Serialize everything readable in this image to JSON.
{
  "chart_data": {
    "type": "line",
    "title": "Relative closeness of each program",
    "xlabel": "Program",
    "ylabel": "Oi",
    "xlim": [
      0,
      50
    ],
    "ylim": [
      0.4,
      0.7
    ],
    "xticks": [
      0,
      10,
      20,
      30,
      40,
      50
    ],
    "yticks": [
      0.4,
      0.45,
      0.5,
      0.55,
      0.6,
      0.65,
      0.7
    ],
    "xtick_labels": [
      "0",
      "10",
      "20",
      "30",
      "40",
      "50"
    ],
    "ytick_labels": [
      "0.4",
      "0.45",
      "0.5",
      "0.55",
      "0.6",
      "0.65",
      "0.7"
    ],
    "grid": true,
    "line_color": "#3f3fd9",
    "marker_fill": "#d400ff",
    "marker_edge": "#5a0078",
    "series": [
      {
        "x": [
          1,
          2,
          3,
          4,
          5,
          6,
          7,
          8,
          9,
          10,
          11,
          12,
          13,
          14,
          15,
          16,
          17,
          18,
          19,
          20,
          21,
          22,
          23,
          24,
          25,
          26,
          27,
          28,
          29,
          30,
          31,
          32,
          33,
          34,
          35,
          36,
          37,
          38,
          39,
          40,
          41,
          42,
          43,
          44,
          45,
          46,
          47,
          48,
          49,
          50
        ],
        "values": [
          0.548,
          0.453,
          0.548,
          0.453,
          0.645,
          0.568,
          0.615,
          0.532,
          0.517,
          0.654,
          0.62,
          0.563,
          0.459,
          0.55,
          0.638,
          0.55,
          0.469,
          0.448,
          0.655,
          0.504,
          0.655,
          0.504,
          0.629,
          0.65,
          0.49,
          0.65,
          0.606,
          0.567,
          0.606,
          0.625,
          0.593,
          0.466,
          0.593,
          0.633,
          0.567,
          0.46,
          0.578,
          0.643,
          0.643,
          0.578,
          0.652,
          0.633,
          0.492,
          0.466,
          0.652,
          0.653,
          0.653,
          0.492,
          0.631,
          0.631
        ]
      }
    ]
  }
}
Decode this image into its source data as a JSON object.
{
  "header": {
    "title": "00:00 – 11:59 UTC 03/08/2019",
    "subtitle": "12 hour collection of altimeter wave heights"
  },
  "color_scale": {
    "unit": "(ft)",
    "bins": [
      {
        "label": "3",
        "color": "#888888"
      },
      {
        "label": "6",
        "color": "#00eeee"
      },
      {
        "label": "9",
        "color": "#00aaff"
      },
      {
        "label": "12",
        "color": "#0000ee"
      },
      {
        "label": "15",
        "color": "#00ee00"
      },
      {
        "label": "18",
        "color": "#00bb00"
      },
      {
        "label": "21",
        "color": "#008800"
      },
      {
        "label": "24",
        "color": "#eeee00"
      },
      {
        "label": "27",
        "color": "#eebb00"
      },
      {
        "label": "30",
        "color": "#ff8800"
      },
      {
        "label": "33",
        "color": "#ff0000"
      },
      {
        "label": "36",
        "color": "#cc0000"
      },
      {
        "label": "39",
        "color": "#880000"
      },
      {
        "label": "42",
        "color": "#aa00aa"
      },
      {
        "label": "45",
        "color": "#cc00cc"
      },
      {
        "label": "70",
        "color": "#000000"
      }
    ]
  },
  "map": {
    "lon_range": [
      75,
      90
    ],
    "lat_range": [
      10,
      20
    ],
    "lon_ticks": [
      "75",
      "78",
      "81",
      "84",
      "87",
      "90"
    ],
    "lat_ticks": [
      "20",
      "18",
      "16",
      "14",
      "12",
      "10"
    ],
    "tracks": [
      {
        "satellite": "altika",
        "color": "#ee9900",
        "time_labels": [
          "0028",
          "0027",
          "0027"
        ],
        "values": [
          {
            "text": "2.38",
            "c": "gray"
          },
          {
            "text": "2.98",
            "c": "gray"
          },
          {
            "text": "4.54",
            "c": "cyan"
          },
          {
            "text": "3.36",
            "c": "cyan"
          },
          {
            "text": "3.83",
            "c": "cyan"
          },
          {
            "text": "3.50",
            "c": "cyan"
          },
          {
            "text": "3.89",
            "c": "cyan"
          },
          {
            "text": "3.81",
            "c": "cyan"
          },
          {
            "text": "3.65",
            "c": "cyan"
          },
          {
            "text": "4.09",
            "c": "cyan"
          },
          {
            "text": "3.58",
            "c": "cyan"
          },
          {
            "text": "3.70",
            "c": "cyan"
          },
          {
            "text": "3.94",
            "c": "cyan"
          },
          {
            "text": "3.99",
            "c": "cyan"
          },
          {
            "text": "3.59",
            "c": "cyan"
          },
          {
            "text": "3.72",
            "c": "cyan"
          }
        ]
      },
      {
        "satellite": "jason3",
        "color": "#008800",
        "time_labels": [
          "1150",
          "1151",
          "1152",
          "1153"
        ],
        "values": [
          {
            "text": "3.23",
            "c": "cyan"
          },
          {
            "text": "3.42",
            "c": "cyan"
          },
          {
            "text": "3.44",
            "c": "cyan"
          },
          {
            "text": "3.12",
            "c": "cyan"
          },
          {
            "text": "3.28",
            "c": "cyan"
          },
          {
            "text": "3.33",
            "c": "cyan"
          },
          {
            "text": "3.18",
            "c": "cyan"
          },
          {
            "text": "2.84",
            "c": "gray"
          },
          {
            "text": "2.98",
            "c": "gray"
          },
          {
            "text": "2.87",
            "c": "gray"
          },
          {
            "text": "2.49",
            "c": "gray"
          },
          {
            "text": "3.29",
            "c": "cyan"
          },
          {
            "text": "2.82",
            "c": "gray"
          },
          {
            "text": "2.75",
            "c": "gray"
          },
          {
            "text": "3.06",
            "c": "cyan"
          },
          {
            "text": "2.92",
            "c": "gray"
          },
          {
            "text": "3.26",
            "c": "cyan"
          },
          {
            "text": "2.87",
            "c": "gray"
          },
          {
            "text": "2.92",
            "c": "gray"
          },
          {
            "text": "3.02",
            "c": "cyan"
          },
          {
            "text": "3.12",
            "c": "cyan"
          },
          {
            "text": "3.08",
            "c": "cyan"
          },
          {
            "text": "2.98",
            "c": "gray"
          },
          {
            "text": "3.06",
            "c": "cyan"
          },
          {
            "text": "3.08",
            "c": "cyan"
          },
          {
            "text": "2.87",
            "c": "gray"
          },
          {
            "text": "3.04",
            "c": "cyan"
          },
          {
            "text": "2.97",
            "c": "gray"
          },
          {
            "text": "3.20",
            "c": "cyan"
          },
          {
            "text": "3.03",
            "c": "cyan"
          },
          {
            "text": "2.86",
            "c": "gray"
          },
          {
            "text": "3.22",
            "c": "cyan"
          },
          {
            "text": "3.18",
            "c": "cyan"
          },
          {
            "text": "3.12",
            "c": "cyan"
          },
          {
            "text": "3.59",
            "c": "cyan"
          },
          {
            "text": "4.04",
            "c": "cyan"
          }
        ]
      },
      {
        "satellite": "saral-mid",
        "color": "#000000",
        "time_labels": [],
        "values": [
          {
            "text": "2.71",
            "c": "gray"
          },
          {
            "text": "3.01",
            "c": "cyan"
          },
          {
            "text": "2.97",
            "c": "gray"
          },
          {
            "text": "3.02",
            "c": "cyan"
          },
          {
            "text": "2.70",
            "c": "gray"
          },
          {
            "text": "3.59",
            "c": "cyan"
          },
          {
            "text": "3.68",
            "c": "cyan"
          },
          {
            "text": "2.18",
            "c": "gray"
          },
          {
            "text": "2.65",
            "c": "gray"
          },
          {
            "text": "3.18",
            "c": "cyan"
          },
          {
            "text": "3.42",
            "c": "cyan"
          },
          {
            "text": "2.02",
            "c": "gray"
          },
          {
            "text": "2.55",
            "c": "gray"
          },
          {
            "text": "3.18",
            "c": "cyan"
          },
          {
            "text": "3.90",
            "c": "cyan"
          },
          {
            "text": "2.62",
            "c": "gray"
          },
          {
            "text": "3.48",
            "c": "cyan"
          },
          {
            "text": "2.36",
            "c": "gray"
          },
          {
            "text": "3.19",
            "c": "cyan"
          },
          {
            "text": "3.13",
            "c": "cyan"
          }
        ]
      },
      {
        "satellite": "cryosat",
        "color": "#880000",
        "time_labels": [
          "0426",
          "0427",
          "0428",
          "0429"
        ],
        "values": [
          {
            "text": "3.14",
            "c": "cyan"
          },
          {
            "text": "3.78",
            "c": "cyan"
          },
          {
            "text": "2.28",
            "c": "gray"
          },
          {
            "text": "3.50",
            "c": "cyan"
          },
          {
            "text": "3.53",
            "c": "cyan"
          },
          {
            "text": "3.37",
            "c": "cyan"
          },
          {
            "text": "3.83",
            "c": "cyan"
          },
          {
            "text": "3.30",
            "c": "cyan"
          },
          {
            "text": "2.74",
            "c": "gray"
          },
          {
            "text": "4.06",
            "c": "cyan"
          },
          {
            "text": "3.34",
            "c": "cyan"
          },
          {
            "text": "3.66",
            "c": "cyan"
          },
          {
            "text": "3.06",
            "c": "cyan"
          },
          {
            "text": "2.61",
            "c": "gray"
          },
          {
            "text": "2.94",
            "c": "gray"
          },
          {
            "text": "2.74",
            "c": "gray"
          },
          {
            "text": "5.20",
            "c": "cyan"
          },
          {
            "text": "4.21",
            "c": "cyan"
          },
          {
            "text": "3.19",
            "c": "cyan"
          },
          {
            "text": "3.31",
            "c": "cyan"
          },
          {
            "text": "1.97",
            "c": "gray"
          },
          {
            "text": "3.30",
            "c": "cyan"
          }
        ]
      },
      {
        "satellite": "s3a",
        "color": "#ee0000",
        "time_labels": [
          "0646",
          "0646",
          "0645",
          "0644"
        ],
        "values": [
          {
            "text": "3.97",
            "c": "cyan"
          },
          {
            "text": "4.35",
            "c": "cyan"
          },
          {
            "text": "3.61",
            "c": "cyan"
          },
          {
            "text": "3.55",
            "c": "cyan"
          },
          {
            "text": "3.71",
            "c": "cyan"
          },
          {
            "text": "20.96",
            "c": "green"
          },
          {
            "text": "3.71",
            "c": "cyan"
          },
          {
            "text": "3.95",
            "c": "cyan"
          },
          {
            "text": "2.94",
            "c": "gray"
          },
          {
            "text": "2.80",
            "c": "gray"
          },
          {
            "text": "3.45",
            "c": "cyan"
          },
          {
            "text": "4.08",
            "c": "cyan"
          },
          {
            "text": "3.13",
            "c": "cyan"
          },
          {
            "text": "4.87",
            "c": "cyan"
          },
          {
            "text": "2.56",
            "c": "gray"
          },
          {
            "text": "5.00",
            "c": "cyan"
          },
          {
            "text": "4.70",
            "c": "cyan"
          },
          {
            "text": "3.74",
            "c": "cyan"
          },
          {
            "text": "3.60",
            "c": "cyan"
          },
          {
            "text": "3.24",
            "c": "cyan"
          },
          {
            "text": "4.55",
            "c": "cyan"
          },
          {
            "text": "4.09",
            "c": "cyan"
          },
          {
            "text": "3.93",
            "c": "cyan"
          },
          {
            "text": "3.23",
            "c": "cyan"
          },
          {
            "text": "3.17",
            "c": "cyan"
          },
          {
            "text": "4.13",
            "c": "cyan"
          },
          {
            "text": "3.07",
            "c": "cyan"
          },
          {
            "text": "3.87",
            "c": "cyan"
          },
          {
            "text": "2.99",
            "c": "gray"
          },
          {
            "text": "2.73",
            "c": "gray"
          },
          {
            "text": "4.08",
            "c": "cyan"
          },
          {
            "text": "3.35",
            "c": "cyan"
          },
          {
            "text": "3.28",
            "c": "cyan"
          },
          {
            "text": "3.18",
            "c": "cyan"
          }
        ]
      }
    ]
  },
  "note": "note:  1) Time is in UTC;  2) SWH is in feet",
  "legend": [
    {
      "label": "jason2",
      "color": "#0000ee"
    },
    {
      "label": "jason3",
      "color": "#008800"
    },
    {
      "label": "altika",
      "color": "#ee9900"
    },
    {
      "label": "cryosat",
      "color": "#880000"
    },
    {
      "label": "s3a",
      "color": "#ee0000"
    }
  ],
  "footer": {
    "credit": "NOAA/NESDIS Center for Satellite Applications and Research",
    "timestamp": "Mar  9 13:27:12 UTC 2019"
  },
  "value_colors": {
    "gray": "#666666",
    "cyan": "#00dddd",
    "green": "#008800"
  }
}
━━━━━━━━━━━━━━━━
Read through the data and copy every line where "image" shows up.

§ **ANSWER TO THIS EXERCISE**:
Serialize everything readable in this image to JSON.
Decode this image into its source data as a JSON object.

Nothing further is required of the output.